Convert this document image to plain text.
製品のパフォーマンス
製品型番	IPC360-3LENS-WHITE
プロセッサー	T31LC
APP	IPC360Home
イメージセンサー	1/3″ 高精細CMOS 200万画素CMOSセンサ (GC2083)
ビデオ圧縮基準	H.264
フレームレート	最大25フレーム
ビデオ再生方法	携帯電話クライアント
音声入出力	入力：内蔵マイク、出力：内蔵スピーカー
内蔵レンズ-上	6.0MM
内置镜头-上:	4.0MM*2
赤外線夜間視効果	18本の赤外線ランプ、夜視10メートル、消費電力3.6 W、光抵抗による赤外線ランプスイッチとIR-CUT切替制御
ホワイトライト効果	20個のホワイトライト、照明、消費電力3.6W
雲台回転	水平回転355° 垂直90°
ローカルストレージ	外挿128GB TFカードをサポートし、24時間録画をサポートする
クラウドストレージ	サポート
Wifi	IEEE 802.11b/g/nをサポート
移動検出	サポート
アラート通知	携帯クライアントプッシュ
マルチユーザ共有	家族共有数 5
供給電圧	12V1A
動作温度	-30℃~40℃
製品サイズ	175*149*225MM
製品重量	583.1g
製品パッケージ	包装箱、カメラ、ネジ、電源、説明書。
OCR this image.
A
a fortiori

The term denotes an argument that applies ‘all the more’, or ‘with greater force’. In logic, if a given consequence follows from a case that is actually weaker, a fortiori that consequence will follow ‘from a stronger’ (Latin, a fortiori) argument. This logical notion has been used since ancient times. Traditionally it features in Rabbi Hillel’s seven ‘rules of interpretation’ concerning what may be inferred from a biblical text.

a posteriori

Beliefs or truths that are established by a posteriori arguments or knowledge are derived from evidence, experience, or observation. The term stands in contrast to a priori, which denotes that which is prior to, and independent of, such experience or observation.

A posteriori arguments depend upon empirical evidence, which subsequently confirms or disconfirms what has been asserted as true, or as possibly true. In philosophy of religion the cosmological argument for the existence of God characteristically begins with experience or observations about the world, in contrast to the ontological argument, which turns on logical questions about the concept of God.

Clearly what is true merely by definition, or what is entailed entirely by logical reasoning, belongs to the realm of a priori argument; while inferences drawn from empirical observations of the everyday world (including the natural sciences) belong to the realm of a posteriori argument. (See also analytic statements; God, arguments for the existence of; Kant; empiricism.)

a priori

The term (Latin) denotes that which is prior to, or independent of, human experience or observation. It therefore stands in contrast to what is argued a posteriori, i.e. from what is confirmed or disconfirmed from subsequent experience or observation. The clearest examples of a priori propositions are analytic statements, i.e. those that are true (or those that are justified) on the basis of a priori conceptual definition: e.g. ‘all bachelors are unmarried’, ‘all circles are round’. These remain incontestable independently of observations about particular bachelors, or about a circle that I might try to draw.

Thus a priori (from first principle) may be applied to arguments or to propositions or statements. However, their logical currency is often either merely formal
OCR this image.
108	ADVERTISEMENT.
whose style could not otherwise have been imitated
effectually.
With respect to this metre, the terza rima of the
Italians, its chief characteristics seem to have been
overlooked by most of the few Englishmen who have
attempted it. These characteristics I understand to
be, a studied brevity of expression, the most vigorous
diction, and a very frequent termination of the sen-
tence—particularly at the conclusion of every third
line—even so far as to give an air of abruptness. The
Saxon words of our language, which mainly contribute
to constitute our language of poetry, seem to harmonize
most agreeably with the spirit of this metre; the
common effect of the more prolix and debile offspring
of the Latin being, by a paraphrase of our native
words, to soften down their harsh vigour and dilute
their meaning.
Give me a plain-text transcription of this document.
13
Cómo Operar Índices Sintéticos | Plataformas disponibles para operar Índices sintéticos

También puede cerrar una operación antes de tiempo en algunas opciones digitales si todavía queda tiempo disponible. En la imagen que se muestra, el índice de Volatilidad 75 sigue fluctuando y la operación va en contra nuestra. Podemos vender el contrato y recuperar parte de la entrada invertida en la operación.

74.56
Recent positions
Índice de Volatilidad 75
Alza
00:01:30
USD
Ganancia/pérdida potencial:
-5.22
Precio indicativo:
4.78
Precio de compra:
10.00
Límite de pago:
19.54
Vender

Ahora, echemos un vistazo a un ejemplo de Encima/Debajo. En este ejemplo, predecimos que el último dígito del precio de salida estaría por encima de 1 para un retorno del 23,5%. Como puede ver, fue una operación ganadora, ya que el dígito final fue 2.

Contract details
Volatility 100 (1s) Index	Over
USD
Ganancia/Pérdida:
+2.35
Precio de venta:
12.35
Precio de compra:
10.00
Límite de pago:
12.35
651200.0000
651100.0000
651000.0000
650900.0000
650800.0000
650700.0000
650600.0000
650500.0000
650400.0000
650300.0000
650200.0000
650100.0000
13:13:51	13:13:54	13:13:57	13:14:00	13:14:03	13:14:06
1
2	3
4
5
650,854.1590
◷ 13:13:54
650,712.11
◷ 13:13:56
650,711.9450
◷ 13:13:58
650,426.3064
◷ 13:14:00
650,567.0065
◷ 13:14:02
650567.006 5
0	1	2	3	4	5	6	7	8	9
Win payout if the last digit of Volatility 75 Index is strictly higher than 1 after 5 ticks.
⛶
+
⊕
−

====================

Go over the entries above and say how many lines hold the string "evidence", with no other text.

■ **Complete response**
2